[Dataset entries on figures]
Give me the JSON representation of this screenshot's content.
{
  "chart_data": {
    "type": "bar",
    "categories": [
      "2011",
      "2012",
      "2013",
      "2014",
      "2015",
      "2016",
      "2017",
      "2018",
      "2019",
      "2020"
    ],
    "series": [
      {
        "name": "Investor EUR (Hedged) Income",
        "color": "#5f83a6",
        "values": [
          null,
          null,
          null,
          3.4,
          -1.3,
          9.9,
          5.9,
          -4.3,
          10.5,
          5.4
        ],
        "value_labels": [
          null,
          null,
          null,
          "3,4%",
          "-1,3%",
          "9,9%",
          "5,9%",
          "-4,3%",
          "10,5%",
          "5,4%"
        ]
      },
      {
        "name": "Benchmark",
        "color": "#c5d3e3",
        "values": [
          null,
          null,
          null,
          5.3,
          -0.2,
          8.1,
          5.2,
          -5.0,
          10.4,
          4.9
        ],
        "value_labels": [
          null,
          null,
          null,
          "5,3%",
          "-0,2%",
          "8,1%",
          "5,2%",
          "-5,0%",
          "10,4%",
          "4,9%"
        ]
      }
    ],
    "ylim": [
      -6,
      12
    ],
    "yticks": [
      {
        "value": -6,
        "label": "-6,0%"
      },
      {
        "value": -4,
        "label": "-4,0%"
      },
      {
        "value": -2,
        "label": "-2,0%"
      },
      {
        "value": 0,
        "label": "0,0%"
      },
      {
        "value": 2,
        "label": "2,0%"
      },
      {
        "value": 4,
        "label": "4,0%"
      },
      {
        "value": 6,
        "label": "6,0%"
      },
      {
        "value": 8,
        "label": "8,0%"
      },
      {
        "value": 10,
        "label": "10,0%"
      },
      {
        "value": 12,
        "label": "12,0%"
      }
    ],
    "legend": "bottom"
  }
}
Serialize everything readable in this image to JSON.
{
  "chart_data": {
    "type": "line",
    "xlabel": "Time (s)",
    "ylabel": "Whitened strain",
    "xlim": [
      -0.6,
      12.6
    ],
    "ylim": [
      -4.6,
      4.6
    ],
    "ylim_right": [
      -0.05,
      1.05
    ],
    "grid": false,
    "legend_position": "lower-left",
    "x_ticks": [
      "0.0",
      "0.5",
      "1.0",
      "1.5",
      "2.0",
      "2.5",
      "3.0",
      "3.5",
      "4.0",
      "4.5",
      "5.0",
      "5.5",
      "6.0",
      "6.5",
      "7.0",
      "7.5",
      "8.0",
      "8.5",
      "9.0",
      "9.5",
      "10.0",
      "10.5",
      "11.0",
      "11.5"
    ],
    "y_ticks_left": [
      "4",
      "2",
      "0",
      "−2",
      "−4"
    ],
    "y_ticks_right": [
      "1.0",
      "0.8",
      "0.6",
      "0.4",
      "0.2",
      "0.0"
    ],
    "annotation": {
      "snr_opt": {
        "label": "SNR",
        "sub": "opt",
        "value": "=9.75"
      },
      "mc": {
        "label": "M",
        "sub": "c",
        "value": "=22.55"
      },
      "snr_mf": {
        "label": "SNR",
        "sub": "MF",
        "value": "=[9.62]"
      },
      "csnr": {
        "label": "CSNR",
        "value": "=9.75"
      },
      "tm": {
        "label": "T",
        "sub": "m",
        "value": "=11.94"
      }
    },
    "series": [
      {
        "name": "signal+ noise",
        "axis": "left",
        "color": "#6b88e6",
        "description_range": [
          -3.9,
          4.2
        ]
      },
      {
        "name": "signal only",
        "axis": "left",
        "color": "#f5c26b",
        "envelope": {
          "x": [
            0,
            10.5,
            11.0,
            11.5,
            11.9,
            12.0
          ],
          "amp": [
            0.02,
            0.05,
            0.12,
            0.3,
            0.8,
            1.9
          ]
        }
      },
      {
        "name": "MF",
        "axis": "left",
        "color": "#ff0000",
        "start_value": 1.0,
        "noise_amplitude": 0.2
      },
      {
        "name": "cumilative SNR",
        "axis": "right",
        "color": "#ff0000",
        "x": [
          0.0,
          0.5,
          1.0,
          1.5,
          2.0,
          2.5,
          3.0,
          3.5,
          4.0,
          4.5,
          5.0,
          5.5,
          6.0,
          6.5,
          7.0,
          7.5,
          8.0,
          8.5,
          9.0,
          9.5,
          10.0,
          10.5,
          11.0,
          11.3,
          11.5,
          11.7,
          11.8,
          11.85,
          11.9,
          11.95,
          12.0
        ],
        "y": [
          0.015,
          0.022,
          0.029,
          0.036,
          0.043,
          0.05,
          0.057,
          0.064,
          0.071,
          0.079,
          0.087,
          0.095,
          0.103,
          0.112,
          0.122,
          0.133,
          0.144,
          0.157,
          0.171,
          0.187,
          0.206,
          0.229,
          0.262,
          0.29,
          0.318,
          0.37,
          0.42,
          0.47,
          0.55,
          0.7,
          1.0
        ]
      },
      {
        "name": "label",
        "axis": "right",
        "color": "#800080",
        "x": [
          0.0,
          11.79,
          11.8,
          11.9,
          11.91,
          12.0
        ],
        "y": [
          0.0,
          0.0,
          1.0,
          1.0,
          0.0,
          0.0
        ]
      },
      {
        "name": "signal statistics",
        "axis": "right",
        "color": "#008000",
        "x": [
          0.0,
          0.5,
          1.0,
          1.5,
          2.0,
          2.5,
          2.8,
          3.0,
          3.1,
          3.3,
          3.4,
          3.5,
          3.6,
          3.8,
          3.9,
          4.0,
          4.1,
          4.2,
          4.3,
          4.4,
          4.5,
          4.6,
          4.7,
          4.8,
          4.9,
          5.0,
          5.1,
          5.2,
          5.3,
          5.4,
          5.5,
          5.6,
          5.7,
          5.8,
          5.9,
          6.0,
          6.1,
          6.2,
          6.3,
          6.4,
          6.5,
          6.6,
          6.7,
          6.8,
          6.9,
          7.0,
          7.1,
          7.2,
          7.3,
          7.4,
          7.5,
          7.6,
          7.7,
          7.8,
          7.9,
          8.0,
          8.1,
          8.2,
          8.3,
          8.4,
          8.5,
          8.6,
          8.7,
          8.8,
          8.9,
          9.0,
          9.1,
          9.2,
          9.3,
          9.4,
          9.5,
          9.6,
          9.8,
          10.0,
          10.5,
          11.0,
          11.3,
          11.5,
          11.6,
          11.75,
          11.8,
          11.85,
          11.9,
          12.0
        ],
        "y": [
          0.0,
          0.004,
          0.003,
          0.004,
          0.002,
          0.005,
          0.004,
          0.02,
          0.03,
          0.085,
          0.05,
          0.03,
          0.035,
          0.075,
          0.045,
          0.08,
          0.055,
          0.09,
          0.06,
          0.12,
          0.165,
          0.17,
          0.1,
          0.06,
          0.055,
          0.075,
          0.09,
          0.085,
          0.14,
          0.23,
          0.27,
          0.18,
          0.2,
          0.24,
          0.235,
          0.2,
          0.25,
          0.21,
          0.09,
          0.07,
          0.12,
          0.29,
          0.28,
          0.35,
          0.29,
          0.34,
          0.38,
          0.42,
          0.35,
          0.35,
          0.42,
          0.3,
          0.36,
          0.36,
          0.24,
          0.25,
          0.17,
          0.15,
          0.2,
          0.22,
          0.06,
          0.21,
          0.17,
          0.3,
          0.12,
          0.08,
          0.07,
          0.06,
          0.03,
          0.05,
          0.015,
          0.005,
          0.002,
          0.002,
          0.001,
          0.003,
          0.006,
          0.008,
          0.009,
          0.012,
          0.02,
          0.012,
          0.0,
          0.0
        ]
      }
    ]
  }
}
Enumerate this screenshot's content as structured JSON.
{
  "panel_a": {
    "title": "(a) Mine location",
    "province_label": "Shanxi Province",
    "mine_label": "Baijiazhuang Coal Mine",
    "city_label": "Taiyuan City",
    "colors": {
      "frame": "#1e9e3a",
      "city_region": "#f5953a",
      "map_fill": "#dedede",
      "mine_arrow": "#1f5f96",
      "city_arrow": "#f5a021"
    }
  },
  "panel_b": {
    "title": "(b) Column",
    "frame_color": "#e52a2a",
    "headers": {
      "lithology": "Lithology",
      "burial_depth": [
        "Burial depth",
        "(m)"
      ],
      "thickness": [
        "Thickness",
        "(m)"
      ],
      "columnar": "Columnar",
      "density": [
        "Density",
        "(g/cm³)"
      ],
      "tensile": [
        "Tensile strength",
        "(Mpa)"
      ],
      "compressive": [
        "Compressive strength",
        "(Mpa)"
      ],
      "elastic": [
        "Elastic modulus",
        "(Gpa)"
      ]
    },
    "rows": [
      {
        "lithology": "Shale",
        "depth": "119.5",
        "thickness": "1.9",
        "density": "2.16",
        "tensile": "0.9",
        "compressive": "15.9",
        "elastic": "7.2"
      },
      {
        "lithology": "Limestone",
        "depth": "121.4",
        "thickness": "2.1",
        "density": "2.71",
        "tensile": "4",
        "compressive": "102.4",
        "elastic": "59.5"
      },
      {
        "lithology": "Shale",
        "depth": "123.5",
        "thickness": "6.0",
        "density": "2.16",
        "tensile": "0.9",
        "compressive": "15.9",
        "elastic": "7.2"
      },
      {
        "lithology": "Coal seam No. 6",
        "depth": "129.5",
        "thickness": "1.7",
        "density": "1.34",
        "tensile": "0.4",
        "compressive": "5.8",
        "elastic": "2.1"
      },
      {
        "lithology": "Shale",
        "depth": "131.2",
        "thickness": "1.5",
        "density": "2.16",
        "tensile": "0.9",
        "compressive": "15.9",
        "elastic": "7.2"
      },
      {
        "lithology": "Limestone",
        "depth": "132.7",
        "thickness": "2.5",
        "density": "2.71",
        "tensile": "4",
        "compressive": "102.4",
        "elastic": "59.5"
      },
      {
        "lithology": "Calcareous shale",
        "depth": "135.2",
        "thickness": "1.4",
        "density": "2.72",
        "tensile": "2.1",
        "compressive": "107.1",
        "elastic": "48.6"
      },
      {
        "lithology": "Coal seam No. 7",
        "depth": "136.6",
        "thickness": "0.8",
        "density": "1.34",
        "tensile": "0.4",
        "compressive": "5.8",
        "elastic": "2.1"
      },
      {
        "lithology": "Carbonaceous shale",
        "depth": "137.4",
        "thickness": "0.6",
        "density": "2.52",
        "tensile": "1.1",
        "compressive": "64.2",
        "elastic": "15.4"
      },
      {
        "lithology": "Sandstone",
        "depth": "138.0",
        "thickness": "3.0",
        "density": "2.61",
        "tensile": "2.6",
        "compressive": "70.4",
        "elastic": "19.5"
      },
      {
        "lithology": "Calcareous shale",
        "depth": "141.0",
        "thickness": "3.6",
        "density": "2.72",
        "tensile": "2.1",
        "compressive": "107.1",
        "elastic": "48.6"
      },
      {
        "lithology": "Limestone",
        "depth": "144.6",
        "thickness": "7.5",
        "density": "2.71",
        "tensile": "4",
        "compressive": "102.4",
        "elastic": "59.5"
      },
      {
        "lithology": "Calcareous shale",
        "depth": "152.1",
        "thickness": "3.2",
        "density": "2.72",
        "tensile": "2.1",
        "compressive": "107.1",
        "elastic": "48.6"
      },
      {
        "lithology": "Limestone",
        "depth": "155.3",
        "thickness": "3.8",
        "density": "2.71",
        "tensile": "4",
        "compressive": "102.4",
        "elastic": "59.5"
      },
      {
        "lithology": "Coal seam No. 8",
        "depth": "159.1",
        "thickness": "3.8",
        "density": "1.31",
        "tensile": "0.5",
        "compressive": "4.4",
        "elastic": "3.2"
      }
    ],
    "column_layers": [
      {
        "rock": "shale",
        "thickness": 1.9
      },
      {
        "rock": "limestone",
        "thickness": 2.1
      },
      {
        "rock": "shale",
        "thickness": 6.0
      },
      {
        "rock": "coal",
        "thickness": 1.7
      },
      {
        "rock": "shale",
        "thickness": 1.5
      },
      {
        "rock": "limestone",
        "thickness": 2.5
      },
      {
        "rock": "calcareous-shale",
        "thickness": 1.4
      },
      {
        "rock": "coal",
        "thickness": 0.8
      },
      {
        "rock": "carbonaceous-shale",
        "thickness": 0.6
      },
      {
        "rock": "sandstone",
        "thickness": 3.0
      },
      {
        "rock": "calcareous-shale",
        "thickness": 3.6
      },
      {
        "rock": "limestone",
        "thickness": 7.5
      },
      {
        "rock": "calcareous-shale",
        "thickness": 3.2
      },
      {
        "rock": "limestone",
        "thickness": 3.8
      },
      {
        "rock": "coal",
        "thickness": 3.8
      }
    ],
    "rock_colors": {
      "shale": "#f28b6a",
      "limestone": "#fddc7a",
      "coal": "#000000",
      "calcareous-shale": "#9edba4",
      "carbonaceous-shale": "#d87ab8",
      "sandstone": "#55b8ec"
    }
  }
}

Task description => Write down the number of lines where the word "signal" appears, and nothing further.

Finished exercise => 3